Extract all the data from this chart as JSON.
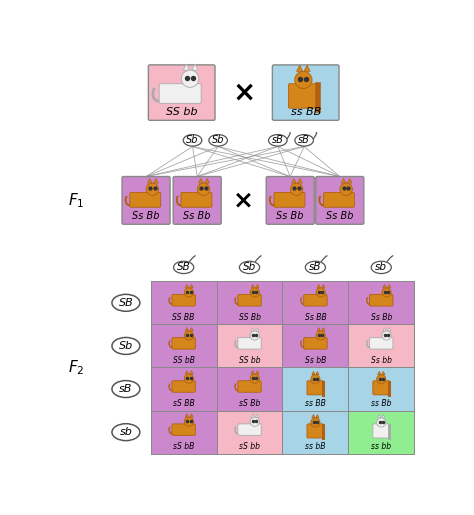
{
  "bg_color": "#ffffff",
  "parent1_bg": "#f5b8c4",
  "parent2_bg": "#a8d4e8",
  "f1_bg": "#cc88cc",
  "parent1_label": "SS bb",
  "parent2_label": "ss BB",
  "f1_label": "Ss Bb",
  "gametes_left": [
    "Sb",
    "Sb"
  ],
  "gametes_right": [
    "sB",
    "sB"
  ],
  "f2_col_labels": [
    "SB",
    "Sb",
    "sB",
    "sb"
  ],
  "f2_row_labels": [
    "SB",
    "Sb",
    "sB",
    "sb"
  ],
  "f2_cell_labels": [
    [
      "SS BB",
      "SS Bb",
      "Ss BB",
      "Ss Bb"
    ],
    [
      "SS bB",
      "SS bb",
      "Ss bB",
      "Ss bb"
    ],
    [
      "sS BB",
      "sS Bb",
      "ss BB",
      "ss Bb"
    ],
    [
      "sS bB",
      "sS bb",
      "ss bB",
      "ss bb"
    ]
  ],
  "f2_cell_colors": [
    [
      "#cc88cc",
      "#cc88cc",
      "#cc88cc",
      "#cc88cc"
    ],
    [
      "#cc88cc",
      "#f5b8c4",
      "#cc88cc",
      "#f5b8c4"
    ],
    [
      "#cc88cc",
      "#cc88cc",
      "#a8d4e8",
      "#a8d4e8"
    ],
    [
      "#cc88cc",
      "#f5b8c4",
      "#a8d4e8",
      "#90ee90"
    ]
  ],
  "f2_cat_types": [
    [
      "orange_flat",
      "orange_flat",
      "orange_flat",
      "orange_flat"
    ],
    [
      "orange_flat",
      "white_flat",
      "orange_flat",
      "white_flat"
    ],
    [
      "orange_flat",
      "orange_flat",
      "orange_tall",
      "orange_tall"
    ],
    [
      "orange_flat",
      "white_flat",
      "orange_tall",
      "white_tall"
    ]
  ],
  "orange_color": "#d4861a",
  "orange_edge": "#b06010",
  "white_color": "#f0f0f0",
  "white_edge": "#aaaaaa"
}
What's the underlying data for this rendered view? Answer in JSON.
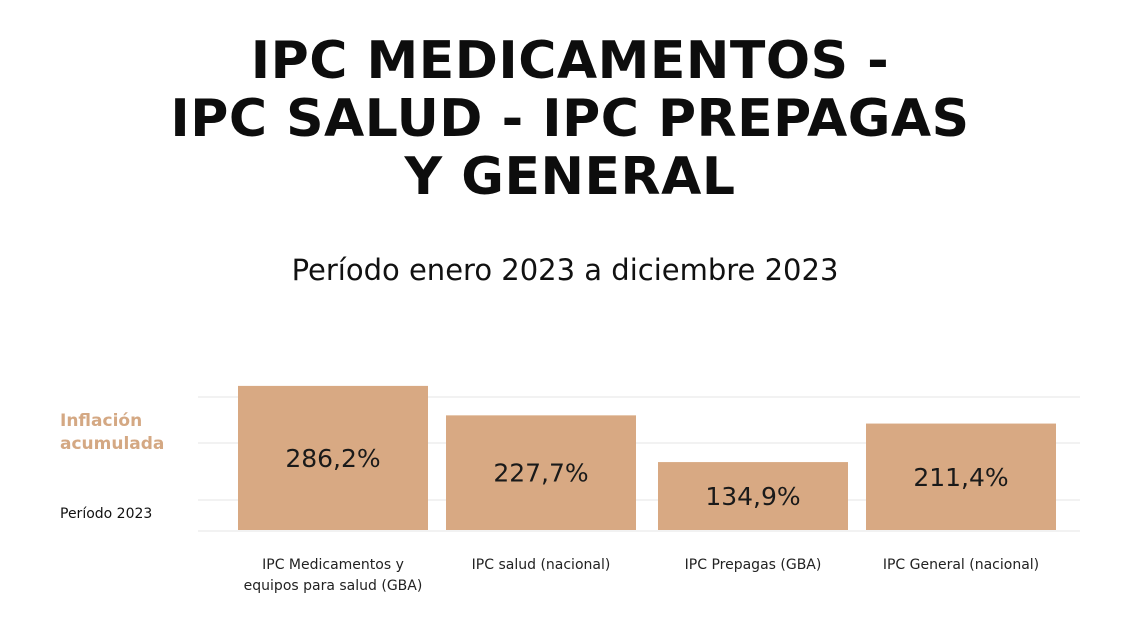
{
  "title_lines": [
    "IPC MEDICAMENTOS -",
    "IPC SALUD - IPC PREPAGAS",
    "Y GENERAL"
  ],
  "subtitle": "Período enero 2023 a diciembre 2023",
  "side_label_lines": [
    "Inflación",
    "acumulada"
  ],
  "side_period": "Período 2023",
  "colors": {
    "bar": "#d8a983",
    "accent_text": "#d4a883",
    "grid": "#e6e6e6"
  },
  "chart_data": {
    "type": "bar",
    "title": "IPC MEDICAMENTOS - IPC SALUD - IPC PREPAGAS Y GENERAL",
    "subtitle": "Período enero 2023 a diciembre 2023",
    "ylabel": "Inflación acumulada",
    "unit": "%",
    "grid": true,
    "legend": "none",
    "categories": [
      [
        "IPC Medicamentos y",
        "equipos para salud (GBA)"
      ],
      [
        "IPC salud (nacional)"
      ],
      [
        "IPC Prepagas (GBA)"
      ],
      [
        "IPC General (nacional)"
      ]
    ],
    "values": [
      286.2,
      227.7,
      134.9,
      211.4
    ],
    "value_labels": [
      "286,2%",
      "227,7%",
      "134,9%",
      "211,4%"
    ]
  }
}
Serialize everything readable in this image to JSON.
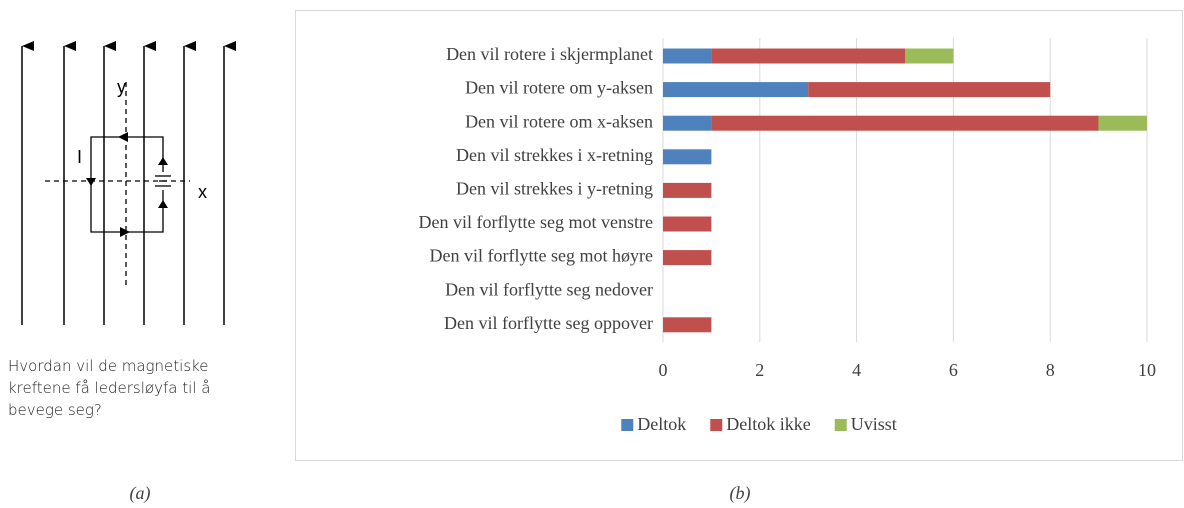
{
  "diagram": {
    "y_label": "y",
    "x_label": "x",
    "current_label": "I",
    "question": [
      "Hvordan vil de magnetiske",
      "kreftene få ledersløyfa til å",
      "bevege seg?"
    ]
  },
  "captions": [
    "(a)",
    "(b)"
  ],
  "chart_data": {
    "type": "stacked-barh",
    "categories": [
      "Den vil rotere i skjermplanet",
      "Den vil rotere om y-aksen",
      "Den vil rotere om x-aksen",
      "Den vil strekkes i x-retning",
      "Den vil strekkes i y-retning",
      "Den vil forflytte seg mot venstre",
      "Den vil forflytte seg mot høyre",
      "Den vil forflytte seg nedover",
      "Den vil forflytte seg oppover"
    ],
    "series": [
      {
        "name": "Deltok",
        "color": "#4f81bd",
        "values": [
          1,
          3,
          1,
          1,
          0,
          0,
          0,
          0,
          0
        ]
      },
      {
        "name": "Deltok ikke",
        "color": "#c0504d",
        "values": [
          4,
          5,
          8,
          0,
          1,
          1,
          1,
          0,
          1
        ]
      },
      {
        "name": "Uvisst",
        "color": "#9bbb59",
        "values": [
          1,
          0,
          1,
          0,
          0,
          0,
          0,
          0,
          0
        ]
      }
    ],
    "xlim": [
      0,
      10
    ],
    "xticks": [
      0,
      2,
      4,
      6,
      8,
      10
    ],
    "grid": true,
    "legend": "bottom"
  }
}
========================================
GIVEN EXERCISE
Look through the material above and pick out each line holding the word "subtitle".

SOLUTION TO THE EXERCISE
  "subtitle": "Período enero 2023 a diciembre 2023",
    "subtitle": "Período enero 2023 a diciembre 2023",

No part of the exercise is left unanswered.